◆ WHAT THE EXERCISE ASKS:
Identify and reproduce every line holding the string "Candidate".

◆ GIVEN RECORDS:
==============================
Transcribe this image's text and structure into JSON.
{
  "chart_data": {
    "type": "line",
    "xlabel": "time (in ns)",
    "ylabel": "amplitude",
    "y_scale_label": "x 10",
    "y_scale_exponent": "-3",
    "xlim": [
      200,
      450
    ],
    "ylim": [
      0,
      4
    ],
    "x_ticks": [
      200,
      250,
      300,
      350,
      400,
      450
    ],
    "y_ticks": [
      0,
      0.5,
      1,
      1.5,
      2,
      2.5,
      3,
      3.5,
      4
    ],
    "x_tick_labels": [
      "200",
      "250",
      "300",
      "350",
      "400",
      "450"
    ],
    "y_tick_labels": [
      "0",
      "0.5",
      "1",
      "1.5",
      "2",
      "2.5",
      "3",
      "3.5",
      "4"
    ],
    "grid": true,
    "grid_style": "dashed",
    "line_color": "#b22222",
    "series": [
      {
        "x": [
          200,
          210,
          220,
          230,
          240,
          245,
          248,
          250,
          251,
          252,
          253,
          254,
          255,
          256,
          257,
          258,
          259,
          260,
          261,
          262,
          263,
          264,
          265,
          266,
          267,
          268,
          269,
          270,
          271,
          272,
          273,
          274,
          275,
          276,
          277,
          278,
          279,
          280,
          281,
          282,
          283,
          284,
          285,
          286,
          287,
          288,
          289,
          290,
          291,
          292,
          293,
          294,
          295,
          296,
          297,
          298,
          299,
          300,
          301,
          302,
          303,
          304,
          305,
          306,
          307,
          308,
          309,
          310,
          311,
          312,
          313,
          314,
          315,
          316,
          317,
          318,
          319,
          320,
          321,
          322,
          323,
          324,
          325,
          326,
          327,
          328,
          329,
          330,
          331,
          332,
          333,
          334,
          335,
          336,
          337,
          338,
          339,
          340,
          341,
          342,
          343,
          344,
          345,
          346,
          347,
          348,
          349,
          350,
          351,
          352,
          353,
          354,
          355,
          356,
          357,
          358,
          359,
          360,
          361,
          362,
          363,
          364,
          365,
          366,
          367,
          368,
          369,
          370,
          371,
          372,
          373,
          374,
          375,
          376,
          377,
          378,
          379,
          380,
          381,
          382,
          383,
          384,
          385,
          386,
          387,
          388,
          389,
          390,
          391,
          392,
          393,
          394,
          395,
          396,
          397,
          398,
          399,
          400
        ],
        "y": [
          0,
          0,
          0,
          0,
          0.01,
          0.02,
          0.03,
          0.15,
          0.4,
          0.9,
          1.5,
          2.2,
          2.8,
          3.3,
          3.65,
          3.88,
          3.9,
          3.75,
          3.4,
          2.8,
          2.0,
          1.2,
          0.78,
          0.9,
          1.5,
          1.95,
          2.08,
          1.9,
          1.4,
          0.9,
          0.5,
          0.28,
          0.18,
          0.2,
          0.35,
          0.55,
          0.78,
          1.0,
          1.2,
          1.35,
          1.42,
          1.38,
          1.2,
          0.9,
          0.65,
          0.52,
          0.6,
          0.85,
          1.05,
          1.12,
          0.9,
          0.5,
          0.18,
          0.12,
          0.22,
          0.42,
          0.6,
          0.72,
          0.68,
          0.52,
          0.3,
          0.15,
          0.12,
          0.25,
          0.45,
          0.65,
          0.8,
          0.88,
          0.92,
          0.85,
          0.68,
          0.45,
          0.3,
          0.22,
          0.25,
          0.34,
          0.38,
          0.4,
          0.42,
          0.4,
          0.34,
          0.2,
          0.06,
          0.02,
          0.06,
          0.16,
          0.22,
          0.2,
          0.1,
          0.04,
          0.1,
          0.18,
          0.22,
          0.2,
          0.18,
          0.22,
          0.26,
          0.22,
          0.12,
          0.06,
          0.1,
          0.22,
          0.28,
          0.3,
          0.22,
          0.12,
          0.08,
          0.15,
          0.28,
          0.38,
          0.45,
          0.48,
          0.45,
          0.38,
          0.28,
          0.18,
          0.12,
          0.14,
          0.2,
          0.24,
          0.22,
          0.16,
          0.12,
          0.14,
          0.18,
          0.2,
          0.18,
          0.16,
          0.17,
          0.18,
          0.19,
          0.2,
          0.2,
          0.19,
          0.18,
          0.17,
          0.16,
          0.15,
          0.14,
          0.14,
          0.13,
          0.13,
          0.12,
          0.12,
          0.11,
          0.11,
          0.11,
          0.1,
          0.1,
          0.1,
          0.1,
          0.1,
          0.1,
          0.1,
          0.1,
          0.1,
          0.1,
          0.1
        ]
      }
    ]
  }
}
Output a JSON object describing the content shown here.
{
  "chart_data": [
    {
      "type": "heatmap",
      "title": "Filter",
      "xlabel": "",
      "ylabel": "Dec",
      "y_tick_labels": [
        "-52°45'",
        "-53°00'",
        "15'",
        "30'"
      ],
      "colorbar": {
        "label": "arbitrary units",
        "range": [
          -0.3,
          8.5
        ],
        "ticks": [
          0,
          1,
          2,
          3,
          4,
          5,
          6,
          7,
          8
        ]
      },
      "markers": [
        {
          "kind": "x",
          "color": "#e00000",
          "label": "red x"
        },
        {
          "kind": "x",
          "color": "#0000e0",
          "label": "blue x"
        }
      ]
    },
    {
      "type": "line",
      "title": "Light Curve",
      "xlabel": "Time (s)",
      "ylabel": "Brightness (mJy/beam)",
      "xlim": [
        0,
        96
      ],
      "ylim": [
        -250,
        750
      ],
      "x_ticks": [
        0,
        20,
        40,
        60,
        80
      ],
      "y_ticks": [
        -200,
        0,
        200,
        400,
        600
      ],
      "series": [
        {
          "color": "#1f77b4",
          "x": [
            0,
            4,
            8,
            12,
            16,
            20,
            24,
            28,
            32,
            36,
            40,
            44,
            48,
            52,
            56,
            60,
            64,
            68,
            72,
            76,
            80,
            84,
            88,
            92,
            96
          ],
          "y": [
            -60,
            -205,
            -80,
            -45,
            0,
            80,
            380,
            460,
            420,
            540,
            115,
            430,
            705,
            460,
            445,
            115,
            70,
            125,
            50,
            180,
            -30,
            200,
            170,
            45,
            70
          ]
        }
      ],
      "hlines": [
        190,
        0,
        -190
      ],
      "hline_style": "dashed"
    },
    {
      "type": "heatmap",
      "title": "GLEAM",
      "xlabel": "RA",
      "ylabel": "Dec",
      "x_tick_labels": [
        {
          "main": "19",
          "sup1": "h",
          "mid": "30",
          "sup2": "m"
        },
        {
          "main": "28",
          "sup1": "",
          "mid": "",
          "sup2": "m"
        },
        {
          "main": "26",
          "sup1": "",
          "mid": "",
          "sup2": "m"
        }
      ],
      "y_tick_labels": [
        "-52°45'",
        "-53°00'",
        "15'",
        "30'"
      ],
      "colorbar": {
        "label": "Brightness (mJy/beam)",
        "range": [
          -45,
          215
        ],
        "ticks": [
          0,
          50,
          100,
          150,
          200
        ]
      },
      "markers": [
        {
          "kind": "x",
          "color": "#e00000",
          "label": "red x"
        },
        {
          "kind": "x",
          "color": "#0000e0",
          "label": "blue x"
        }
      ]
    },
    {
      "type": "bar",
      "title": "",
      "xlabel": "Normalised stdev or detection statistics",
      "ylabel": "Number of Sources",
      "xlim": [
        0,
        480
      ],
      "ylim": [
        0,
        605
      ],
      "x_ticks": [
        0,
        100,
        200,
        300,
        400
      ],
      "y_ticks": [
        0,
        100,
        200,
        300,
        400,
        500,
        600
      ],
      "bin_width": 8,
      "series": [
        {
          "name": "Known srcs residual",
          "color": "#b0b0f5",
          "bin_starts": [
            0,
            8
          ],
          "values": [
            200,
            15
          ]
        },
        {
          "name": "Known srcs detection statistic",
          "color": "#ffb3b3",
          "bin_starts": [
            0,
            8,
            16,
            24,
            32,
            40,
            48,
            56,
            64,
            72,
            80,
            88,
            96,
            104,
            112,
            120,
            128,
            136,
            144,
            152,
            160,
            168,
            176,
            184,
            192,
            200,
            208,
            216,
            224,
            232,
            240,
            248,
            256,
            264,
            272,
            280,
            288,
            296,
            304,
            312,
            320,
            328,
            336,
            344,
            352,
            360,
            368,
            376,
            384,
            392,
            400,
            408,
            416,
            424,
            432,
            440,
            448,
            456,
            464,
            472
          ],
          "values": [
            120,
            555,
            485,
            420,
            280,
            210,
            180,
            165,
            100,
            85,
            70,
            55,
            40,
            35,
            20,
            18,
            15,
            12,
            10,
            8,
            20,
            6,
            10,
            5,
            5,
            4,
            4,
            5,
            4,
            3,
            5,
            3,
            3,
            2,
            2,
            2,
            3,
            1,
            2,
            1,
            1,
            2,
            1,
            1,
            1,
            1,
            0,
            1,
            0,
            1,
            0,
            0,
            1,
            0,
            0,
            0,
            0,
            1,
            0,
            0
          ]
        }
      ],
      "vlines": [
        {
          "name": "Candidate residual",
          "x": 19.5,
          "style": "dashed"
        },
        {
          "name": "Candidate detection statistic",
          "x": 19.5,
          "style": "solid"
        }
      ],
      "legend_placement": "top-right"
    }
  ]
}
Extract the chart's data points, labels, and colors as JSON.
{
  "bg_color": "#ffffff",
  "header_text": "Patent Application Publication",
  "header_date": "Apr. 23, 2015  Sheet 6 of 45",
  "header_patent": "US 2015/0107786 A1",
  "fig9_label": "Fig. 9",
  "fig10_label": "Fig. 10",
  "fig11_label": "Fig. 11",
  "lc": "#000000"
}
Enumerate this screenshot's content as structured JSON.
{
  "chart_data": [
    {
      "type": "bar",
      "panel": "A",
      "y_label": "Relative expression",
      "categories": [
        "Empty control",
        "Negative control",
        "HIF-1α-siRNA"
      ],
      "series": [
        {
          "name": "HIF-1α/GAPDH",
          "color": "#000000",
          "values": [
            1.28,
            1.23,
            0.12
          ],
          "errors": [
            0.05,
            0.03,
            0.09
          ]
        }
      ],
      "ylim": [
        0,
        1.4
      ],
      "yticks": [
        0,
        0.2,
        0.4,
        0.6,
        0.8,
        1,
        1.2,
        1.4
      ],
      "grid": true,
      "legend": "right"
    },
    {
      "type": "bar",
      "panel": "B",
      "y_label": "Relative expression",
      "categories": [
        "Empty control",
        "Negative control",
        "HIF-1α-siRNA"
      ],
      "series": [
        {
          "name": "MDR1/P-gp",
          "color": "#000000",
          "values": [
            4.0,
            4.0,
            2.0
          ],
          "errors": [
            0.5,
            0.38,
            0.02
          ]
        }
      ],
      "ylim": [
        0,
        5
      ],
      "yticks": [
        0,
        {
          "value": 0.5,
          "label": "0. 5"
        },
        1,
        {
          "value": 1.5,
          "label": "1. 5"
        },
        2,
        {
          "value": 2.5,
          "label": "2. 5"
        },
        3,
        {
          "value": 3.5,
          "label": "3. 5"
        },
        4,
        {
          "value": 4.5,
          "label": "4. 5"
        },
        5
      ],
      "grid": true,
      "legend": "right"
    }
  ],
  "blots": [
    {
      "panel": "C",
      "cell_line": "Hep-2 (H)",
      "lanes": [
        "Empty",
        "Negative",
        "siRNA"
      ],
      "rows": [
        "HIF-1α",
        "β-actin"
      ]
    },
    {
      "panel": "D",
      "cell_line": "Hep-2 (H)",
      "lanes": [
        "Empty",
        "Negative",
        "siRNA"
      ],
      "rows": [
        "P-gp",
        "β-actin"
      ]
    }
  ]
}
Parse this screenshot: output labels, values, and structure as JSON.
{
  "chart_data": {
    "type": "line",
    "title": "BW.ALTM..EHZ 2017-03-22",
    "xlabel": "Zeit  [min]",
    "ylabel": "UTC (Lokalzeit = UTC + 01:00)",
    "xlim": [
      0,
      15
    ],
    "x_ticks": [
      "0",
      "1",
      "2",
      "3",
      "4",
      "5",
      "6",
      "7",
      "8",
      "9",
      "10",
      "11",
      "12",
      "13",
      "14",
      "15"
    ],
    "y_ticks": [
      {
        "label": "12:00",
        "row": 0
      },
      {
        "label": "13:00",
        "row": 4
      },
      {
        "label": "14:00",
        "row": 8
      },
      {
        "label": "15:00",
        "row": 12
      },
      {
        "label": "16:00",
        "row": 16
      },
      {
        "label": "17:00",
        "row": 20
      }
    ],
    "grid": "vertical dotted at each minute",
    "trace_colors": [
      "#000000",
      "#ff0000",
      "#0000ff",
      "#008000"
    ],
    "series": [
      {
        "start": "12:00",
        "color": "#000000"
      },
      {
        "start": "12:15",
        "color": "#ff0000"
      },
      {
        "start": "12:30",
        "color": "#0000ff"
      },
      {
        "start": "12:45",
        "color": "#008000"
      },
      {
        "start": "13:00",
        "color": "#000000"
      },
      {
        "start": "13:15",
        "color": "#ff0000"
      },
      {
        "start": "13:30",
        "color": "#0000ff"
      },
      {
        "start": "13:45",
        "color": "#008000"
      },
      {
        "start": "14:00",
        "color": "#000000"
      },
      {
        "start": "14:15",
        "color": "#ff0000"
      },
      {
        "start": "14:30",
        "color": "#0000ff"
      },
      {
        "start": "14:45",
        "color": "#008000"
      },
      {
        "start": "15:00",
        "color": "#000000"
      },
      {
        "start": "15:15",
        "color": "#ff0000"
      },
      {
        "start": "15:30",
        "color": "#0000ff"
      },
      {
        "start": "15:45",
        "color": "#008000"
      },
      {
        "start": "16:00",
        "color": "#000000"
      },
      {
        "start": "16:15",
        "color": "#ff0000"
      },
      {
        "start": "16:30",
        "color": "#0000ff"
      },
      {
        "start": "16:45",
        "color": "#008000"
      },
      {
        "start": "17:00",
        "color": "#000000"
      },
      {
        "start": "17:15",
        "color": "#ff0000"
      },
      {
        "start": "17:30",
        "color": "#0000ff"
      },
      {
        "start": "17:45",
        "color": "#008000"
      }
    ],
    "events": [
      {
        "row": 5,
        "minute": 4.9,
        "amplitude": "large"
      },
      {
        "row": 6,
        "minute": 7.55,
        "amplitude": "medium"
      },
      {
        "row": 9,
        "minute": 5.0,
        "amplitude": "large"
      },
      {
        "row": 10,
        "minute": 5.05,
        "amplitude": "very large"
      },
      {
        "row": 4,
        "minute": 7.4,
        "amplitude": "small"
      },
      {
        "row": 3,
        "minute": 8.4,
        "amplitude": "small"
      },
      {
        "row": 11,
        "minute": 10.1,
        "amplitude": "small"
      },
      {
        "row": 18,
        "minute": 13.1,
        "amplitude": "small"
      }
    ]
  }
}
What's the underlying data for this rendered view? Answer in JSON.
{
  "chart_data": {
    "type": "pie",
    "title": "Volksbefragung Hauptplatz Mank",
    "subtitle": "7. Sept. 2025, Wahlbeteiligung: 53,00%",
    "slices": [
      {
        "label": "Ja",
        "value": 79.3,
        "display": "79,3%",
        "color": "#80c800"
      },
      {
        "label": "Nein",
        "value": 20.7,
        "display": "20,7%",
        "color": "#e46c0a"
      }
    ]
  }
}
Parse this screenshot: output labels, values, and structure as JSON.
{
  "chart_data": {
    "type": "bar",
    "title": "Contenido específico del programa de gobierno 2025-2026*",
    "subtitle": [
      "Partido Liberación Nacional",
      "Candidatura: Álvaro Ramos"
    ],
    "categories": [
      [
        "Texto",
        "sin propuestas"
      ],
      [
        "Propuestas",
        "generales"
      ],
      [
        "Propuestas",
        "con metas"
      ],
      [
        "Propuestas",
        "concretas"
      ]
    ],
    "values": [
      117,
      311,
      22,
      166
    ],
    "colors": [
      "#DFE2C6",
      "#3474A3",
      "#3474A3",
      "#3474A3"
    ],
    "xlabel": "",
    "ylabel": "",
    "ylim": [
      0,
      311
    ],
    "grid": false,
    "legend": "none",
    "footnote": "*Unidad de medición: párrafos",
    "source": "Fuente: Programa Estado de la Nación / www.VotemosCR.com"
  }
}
==============================
◆ RESPONSE:
          "name": "Candidate residual",
          "name": "Candidate detection statistic",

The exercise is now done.